─── Given entries

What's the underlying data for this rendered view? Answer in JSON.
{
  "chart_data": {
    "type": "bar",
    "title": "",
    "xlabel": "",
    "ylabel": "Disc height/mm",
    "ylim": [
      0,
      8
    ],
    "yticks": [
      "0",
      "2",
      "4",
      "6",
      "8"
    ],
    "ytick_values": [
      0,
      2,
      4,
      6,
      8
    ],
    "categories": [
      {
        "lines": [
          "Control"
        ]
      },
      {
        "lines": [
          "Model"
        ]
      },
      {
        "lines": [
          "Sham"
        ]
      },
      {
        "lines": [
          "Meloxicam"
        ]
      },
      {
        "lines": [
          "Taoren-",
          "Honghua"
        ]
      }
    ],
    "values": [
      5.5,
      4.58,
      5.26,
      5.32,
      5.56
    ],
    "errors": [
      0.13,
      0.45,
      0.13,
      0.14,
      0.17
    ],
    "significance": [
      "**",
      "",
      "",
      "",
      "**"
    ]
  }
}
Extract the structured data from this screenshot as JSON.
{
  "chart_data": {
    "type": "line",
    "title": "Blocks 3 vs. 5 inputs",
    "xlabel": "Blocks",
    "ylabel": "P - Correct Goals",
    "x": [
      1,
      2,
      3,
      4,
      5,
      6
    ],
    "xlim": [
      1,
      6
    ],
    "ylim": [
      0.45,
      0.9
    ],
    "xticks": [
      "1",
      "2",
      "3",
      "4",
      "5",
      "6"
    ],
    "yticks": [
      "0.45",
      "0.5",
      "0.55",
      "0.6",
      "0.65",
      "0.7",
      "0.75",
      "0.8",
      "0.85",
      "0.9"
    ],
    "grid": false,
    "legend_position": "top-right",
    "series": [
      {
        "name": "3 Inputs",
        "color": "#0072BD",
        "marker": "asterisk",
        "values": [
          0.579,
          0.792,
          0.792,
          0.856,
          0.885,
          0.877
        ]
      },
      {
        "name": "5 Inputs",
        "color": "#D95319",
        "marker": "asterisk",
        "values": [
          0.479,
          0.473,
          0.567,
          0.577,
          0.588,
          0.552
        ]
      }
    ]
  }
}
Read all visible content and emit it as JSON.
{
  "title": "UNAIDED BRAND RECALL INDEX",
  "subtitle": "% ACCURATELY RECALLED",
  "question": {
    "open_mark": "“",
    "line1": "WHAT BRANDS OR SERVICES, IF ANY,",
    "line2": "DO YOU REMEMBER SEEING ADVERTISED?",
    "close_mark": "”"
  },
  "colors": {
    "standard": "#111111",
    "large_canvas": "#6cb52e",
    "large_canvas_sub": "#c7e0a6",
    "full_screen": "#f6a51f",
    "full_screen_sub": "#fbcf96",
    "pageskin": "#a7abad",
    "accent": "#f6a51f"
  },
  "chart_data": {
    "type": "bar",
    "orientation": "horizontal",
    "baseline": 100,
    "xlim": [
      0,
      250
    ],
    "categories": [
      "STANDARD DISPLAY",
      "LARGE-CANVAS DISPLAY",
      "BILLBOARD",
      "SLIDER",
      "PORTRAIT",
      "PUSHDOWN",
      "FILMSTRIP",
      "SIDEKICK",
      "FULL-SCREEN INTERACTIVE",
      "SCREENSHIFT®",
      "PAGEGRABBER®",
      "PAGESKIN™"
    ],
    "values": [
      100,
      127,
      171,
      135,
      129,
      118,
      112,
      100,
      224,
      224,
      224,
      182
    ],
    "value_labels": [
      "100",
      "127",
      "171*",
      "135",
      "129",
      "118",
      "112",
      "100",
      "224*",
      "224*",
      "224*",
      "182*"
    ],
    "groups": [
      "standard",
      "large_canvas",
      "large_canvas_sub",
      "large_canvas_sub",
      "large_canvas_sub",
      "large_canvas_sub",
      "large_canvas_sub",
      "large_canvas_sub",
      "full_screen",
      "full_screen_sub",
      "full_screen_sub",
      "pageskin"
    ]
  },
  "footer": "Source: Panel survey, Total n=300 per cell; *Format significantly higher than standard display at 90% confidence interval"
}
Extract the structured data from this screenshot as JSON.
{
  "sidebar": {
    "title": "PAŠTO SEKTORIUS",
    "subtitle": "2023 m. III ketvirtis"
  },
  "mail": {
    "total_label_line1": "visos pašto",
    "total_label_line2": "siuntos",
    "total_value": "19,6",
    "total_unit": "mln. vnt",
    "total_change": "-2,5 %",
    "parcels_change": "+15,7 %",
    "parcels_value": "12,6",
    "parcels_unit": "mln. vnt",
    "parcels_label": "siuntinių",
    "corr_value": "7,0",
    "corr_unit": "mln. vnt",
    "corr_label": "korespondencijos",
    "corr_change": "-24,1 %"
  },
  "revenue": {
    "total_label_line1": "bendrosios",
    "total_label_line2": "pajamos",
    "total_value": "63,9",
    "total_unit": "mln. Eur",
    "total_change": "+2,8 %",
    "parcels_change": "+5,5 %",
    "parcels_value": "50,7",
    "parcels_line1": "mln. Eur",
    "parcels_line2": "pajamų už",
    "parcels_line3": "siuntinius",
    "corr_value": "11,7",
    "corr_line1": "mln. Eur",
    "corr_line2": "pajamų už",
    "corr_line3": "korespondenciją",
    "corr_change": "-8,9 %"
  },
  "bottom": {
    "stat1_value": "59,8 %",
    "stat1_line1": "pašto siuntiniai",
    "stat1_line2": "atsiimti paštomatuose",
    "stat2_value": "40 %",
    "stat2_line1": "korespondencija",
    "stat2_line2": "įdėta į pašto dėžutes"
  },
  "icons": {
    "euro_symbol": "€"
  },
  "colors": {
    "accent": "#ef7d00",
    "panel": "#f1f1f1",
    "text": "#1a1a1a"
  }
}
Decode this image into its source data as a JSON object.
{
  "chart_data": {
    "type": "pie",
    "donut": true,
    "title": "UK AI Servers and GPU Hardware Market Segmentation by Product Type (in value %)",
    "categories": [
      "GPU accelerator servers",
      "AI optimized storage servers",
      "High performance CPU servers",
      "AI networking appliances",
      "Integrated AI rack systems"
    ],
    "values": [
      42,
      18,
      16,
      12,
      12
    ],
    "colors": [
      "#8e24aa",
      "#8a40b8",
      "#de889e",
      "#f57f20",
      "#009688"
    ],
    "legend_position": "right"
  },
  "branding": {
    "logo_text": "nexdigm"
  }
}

──────

__Your goal__
Each record above should be returned exactly as it appears.

__Solution for this exercise__
What's the underlying data for this rendered view? Answer in JSON.
{
  "chart_data": {
    "type": "bar",
    "title": "",
    "xlabel": "",
    "ylabel": "Disc height/mm",
    "ylim": [
      0,
      8
    ],
    "yticks": [
      "0",
      "2",
      "4",
      "6",
      "8"
    ],
    "ytick_values": [
      0,
      2,
      4,
      6,
      8
    ],
    "categories": [
      {
        "lines": [
          "Control"
        ]
      },
      {
        "lines": [
          "Model"
        ]
      },
      {
        "lines": [
          "Sham"
        ]
      },
      {
        "lines": [
          "Meloxicam"
        ]
      },
      {
        "lines": [
          "Taoren-",
          "Honghua"
        ]
      }
    ],
    "values": [
      5.5,
      4.58,
      5.26,
      5.32,
      5.56
    ],
    "errors": [
      0.13,
      0.45,
      0.13,
      0.14,
      0.17
    ],
    "significance": [
      "**",
      "",
      "",
      "",
      "**"
    ]
  }
}
Extract the structured data from this screenshot as JSON.
{
  "chart_data": {
    "type": "line",
    "title": "Blocks 3 vs. 5 inputs",
    "xlabel": "Blocks",
    "ylabel": "P - Correct Goals",
    "x": [
      1,
      2,
      3,
      4,
      5,
      6
    ],
    "xlim": [
      1,
      6
    ],
    "ylim": [
      0.45,
      0.9
    ],
    "xticks": [
      "1",
      "2",
      "3",
      "4",
      "5",
      "6"
    ],
    "yticks": [
      "0.45",
      "0.5",
      "0.55",
      "0.6",
      "0.65",
      "0.7",
      "0.75",
      "0.8",
      "0.85",
      "0.9"
    ],
    "grid": false,
    "legend_position": "top-right",
    "series": [
      {
        "name": "3 Inputs",
        "color": "#0072BD",
        "marker": "asterisk",
        "values": [
          0.579,
          0.792,
          0.792,
          0.856,
          0.885,
          0.877
        ]
      },
      {
        "name": "5 Inputs",
        "color": "#D95319",
        "marker": "asterisk",
        "values": [
          0.479,
          0.473,
          0.567,
          0.577,
          0.588,
          0.552
        ]
      }
    ]
  }
}
Read all visible content and emit it as JSON.
{
  "title": "UNAIDED BRAND RECALL INDEX",
  "subtitle": "% ACCURATELY RECALLED",
  "question": {
    "open_mark": "“",
    "line1": "WHAT BRANDS OR SERVICES, IF ANY,",
    "line2": "DO YOU REMEMBER SEEING ADVERTISED?",
    "close_mark": "”"
  },
  "colors": {
    "standard": "#111111",
    "large_canvas": "#6cb52e",
    "large_canvas_sub": "#c7e0a6",
    "full_screen": "#f6a51f",
    "full_screen_sub": "#fbcf96",
    "pageskin": "#a7abad",
    "accent": "#f6a51f"
  },
  "chart_data": {
    "type": "bar",
    "orientation": "horizontal",
    "baseline": 100,
    "xlim": [
      0,
      250
    ],
    "categories": [
      "STANDARD DISPLAY",
      "LARGE-CANVAS DISPLAY",
      "BILLBOARD",
      "SLIDER",
      "PORTRAIT",
      "PUSHDOWN",
      "FILMSTRIP",
      "SIDEKICK",
      "FULL-SCREEN INTERACTIVE",
      "SCREENSHIFT®",
      "PAGEGRABBER®",
      "PAGESKIN™"
    ],
    "values": [
      100,
      127,
      171,
      135,
      129,
      118,
      112,
      100,
      224,
      224,
      224,
      182
    ],
    "value_labels": [
      "100",
      "127",
      "171*",
      "135",
      "129",
      "118",
      "112",
      "100",
      "224*",
      "224*",
      "224*",
      "182*"
    ],
    "groups": [
      "standard",
      "large_canvas",
      "large_canvas_sub",
      "large_canvas_sub",
      "large_canvas_sub",
      "large_canvas_sub",
      "large_canvas_sub",
      "large_canvas_sub",
      "full_screen",
      "full_screen_sub",
      "full_screen_sub",
      "pageskin"
    ]
  },
  "footer": "Source: Panel survey, Total n=300 per cell; *Format significantly higher than standard display at 90% confidence interval"
}
Extract the structured data from this screenshot as JSON.
{
  "sidebar": {
    "title": "PAŠTO SEKTORIUS",
    "subtitle": "2023 m. III ketvirtis"
  },
  "mail": {
    "total_label_line1": "visos pašto",
    "total_label_line2": "siuntos",
    "total_value": "19,6",
    "total_unit": "mln. vnt",
    "total_change": "-2,5 %",
    "parcels_change": "+15,7 %",
    "parcels_value": "12,6",
    "parcels_unit": "mln. vnt",
    "parcels_label": "siuntinių",
    "corr_value": "7,0",
    "corr_unit": "mln. vnt",
    "corr_label": "korespondencijos",
    "corr_change": "-24,1 %"
  },
  "revenue": {
    "total_label_line1": "bendrosios",
    "total_label_line2": "pajamos",
    "total_value": "63,9",
    "total_unit": "mln. Eur",
    "total_change": "+2,8 %",
    "parcels_change": "+5,5 %",
    "parcels_value": "50,7",
    "parcels_line1": "mln. Eur",
    "parcels_line2": "pajamų už",
    "parcels_line3": "siuntinius",
    "corr_value": "11,7",
    "corr_line1": "mln. Eur",
    "corr_line2": "pajamų už",
    "corr_line3": "korespondenciją",
    "corr_change": "-8,9 %"
  },
  "bottom": {
    "stat1_value": "59,8 %",
    "stat1_line1": "pašto siuntiniai",
    "stat1_line2": "atsiimti paštomatuose",
    "stat2_value": "40 %",
    "stat2_line1": "korespondencija",
    "stat2_line2": "įdėta į pašto dėžutes"
  },
  "icons": {
    "euro_symbol": "€"
  },
  "colors": {
    "accent": "#ef7d00",
    "panel": "#f1f1f1",
    "text": "#1a1a1a"
  }
}
Decode this image into its source data as a JSON object.
{
  "chart_data": {
    "type": "pie",
    "donut": true,
    "title": "UK AI Servers and GPU Hardware Market Segmentation by Product Type (in value %)",
    "categories": [
      "GPU accelerator servers",
      "AI optimized storage servers",
      "High performance CPU servers",
      "AI networking appliances",
      "Integrated AI rack systems"
    ],
    "values": [
      42,
      18,
      16,
      12,
      12
    ],
    "colors": [
      "#8e24aa",
      "#8a40b8",
      "#de889e",
      "#f57f20",
      "#009688"
    ],
    "legend_position": "right"
  },
  "branding": {
    "logo_text": "nexdigm"
  }
}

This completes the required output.